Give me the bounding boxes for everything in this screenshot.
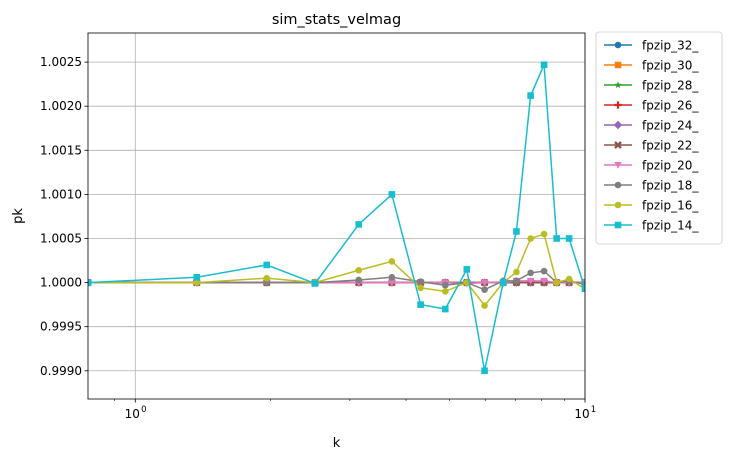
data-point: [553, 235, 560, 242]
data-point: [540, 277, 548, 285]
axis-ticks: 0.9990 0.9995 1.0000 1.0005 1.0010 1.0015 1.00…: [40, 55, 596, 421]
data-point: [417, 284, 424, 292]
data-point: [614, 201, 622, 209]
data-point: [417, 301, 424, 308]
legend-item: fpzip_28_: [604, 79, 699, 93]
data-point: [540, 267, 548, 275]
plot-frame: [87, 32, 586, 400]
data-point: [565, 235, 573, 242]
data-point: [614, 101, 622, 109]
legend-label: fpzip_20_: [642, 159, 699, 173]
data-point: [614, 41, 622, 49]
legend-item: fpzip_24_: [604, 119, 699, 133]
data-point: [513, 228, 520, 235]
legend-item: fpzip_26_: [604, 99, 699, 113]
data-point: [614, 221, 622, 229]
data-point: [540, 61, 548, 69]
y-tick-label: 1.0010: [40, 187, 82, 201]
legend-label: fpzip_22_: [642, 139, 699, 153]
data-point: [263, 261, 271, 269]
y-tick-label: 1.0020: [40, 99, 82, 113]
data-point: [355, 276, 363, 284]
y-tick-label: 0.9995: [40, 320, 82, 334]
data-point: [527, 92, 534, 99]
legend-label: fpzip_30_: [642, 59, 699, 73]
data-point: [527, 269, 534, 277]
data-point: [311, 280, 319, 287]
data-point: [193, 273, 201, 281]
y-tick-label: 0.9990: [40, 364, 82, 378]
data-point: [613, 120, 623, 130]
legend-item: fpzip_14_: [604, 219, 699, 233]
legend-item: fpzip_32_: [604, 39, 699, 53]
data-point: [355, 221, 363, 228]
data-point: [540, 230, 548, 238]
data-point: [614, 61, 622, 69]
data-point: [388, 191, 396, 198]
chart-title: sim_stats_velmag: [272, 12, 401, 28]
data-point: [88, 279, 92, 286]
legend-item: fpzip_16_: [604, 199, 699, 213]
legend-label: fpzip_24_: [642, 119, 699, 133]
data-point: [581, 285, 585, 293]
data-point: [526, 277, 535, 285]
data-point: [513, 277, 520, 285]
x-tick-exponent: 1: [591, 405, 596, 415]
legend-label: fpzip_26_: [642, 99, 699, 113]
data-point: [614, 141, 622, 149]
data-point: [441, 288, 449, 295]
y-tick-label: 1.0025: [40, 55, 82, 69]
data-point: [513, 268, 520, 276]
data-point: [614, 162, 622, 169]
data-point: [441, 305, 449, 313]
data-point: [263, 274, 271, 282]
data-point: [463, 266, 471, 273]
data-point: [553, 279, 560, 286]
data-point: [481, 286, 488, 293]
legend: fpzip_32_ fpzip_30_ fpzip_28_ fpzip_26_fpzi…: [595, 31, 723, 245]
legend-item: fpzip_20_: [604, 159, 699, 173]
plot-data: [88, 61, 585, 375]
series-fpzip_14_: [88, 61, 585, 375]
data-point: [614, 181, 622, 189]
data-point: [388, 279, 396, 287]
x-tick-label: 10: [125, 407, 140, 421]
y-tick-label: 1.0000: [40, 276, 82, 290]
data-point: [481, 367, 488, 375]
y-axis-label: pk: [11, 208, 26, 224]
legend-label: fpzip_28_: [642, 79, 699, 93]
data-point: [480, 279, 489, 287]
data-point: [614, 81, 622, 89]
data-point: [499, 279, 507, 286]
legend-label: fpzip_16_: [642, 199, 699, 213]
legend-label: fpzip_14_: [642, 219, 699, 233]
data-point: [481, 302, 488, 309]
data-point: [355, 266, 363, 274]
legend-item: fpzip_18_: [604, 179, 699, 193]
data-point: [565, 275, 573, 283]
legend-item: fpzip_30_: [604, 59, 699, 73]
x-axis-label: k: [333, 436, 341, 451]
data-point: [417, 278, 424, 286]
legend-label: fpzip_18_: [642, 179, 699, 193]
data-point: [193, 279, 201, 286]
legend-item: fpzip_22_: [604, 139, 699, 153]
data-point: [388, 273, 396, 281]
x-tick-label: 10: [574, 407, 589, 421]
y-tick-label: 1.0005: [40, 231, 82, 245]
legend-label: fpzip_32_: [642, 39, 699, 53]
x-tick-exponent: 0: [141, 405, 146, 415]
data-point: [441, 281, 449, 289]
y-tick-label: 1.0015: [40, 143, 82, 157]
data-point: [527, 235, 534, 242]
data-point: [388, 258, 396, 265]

⁂

Your objective: Output the listing lines verbatim, starting with the line containing "data-point: [553, 235, 560, 242]" and continuing through the line containing "data-point: [513, 268, 520, 276]", both lines included.

Result below:
data-point: [553, 235, 560, 242]
data-point: [540, 277, 548, 285]
axis-ticks: 0.9990 0.9995 1.0000 1.0005 1.0010 1.0015 1.00…: [40, 55, 596, 421]
data-point: [417, 284, 424, 292]
data-point: [614, 201, 622, 209]
data-point: [417, 301, 424, 308]
legend-item: fpzip_28_: [604, 79, 699, 93]
data-point: [540, 267, 548, 275]
plot-frame: [87, 32, 586, 400]
data-point: [565, 235, 573, 242]
data-point: [614, 101, 622, 109]
legend-label: fpzip_20_: [642, 159, 699, 173]
data-point: [614, 41, 622, 49]
legend-item: fpzip_24_: [604, 119, 699, 133]
data-point: [513, 228, 520, 235]
legend-item: fpzip_26_: [604, 99, 699, 113]
data-point: [614, 221, 622, 229]
data-point: [540, 61, 548, 69]
y-tick-label: 1.0010: [40, 187, 82, 201]
legend-label: fpzip_22_: [642, 139, 699, 153]
data-point: [263, 261, 271, 269]
y-tick-label: 1.0020: [40, 99, 82, 113]
data-point: [355, 276, 363, 284]
y-tick-label: 0.9995: [40, 320, 82, 334]
data-point: [527, 92, 534, 99]
legend-label: fpzip_30_: [642, 59, 699, 73]
data-point: [527, 269, 534, 277]
data-point: [311, 280, 319, 287]
data-point: [193, 273, 201, 281]
y-tick-label: 0.9990: [40, 364, 82, 378]
data-point: [613, 120, 623, 130]
legend-item: fpzip_14_: [604, 219, 699, 233]
legend-item: fpzip_32_: [604, 39, 699, 53]
data-point: [355, 221, 363, 228]
data-point: [540, 230, 548, 238]
data-point: [614, 61, 622, 69]
data-point: [388, 191, 396, 198]
chart-title: sim_stats_velmag: [272, 12, 401, 28]
data-point: [88, 279, 92, 286]
legend-item: fpzip_16_: [604, 199, 699, 213]
legend-label: fpzip_24_: [642, 119, 699, 133]
data-point: [581, 285, 585, 293]
data-point: [526, 277, 535, 285]
data-point: [513, 277, 520, 285]
x-tick-exponent: 1: [591, 405, 596, 415]
legend-label: fpzip_26_: [642, 99, 699, 113]
data-point: [614, 141, 622, 149]
data-point: [441, 288, 449, 295]
y-tick-label: 1.0025: [40, 55, 82, 69]
data-point: [513, 268, 520, 276]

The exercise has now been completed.